▸ **Dataset rows**
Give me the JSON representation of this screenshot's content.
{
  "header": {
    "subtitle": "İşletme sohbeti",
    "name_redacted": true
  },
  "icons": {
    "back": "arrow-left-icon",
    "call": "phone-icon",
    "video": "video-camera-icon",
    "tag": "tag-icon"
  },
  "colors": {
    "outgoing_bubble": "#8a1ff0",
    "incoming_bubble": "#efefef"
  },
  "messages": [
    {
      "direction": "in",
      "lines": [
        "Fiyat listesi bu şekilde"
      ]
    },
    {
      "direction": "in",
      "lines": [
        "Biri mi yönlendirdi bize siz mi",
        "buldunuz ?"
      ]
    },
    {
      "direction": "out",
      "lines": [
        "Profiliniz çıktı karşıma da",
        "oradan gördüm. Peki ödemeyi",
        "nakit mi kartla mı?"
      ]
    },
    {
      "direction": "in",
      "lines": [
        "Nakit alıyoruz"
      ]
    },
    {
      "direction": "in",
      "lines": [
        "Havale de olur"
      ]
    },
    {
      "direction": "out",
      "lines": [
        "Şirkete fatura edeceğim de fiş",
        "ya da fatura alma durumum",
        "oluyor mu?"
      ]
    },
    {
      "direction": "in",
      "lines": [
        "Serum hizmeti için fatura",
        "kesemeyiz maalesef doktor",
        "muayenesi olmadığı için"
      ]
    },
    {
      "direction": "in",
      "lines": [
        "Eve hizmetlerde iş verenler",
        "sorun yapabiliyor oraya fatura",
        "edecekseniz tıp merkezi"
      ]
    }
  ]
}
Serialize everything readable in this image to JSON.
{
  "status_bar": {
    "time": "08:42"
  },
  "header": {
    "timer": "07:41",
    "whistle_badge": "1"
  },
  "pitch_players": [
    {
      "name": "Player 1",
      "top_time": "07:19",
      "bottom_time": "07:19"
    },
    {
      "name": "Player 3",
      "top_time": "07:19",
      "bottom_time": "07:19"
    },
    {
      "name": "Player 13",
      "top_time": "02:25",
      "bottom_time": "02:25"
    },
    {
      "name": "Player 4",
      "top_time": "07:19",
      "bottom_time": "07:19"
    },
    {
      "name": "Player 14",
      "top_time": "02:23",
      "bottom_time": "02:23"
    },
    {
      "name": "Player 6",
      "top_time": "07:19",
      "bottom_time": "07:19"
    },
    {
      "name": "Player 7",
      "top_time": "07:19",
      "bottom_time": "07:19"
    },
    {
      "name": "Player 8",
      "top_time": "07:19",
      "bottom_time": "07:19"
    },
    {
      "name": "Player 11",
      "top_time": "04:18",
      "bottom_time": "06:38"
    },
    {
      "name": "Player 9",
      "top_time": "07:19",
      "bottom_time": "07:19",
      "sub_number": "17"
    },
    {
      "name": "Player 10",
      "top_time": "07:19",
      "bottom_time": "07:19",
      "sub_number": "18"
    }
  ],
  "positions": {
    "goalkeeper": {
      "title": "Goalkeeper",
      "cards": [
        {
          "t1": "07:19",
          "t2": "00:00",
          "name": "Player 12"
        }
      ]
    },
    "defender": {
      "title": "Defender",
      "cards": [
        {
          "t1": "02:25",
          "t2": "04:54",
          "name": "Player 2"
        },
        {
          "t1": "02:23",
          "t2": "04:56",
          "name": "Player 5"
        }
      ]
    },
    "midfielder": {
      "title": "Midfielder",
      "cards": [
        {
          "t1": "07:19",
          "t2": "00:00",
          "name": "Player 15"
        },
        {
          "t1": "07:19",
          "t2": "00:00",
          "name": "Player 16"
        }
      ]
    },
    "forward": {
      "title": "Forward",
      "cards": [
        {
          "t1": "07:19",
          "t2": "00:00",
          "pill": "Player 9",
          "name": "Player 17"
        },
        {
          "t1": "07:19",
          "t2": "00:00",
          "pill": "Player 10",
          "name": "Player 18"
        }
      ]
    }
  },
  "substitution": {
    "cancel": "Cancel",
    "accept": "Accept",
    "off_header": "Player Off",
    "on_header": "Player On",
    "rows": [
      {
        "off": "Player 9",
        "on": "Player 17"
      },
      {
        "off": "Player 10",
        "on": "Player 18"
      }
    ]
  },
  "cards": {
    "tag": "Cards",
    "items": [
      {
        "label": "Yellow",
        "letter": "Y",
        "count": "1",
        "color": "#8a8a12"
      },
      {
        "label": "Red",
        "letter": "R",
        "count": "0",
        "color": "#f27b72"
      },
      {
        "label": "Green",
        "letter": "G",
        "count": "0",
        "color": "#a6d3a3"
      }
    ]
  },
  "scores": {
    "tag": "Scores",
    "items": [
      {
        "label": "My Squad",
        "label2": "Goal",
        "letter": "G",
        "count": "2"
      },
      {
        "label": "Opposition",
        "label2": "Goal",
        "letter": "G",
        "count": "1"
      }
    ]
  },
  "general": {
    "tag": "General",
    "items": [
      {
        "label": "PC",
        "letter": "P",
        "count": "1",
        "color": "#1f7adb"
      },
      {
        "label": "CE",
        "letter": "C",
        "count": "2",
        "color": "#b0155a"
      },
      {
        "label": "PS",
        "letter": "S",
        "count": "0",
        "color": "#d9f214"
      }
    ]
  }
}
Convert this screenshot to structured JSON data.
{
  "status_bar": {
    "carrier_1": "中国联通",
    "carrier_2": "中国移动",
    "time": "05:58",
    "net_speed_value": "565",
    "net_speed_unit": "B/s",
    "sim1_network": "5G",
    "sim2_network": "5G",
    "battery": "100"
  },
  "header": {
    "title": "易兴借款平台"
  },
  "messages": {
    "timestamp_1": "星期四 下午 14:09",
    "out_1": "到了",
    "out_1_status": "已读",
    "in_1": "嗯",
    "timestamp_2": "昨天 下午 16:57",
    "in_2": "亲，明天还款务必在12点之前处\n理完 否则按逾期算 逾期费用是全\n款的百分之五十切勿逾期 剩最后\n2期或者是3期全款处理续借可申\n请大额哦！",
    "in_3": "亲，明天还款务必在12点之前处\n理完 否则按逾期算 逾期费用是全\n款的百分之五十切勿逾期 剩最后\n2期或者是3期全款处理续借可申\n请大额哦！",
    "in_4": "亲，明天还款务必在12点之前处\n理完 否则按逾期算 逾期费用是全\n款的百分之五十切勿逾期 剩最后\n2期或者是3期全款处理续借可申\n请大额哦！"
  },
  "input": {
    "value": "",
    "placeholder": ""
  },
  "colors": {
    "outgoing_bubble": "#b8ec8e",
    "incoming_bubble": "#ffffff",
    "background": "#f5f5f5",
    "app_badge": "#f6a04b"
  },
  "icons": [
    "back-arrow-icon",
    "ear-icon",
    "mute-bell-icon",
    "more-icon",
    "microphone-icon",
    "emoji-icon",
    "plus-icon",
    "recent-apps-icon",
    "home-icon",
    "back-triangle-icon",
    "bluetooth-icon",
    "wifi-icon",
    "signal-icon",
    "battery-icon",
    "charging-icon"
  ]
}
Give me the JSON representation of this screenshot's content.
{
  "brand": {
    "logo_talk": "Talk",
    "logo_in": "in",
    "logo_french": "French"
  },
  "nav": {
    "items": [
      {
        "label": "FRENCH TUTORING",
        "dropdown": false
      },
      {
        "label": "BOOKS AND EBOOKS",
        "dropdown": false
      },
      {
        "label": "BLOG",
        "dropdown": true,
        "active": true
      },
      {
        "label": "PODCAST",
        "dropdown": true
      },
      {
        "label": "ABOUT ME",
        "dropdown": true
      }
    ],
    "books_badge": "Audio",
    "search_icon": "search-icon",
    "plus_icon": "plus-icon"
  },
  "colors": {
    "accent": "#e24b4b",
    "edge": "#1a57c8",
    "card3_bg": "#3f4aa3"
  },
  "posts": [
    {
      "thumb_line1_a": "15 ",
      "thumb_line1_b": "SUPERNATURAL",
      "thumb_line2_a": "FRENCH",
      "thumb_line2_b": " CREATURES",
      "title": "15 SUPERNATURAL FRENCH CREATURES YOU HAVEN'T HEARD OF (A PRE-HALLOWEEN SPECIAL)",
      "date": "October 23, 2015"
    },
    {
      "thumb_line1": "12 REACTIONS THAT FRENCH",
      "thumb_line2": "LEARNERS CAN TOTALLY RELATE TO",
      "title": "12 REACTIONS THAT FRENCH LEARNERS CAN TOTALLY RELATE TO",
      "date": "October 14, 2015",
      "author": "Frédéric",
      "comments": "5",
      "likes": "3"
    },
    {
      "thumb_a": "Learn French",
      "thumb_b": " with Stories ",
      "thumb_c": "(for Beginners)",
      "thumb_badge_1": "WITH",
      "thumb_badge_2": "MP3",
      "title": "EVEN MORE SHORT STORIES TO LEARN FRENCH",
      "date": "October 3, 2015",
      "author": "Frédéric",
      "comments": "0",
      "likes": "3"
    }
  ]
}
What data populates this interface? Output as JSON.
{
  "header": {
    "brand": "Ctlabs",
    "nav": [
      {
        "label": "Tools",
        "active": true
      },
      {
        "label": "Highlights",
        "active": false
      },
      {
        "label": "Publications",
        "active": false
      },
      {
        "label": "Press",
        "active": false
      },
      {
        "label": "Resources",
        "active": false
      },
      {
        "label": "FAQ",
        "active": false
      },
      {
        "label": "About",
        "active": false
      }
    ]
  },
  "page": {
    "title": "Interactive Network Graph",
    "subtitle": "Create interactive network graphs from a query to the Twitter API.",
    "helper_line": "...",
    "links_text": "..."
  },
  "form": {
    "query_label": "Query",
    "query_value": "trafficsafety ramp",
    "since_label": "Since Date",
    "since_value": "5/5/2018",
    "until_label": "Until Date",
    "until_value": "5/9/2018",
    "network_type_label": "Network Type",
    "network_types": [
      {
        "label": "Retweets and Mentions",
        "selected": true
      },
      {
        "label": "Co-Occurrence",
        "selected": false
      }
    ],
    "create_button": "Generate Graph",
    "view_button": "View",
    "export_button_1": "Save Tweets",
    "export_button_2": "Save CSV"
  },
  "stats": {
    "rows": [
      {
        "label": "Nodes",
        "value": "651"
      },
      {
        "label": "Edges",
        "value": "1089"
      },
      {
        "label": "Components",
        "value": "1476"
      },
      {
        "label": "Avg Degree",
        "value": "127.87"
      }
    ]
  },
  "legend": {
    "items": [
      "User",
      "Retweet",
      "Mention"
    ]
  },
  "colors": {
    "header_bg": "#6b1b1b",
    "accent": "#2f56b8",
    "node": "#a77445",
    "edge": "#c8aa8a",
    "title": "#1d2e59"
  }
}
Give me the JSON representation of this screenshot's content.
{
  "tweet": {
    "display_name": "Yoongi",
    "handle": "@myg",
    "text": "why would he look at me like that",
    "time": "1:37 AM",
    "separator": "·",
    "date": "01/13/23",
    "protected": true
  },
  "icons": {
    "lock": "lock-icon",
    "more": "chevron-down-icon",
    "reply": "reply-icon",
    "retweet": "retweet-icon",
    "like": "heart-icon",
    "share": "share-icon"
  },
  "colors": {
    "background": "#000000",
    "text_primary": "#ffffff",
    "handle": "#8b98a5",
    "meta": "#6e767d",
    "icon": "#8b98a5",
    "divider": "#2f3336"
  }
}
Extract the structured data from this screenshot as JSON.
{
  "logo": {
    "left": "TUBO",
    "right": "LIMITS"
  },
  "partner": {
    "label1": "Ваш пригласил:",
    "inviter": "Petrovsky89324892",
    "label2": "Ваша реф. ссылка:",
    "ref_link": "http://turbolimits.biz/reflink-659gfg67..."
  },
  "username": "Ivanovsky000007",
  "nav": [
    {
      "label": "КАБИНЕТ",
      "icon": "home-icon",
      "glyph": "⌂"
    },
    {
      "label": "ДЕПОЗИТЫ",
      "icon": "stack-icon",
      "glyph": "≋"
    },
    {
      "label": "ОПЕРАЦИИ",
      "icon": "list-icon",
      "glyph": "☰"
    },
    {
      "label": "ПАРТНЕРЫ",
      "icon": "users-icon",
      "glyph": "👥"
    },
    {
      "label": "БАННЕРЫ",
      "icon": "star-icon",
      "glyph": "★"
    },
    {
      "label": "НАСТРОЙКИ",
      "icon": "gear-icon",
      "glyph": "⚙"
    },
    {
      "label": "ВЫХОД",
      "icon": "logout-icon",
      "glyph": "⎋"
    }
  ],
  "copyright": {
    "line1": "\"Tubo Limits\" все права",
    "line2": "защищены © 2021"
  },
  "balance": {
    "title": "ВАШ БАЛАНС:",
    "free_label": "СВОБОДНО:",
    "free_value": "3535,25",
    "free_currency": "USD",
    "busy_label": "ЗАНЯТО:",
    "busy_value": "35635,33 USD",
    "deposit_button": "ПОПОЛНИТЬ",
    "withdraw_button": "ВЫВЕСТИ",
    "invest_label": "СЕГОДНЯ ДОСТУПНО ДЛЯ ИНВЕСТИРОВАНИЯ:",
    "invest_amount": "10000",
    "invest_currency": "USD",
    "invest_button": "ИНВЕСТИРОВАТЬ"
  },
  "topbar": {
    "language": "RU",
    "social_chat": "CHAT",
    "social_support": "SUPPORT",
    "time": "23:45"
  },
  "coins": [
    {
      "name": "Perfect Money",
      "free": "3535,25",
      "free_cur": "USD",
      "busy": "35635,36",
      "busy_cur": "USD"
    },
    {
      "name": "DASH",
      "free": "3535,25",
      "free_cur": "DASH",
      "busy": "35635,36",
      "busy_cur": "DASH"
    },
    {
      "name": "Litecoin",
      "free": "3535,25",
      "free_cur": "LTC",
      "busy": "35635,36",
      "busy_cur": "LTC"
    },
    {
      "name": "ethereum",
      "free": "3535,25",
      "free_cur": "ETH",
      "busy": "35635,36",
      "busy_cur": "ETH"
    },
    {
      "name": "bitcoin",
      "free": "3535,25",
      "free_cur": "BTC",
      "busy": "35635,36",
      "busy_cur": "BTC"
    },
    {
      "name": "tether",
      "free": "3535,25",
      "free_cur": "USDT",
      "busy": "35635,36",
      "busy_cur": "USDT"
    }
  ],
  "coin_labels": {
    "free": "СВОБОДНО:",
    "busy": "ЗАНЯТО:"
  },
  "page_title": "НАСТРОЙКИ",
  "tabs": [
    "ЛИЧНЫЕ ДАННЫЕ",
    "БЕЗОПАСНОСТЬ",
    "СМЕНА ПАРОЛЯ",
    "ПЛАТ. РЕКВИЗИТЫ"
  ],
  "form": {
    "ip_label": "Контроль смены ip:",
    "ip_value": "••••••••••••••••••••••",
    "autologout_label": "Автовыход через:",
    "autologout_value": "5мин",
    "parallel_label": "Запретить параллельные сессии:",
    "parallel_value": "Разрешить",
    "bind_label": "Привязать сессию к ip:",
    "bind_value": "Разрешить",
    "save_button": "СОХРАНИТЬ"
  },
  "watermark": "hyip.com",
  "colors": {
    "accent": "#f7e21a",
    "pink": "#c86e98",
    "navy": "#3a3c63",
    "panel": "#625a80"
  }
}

▸ **Short problem**
Pick each line holding the word "this" out of the listing.

▸ **Written answer**
Give me the JSON representation of this screenshot's content.
Serialize everything readable in this image to JSON.
Convert this screenshot to structured JSON data.
Give me the JSON representation of this screenshot's content.
What data populates this interface? Output as JSON.
Give me the JSON representation of this screenshot's content.
Extract the structured data from this screenshot as JSON.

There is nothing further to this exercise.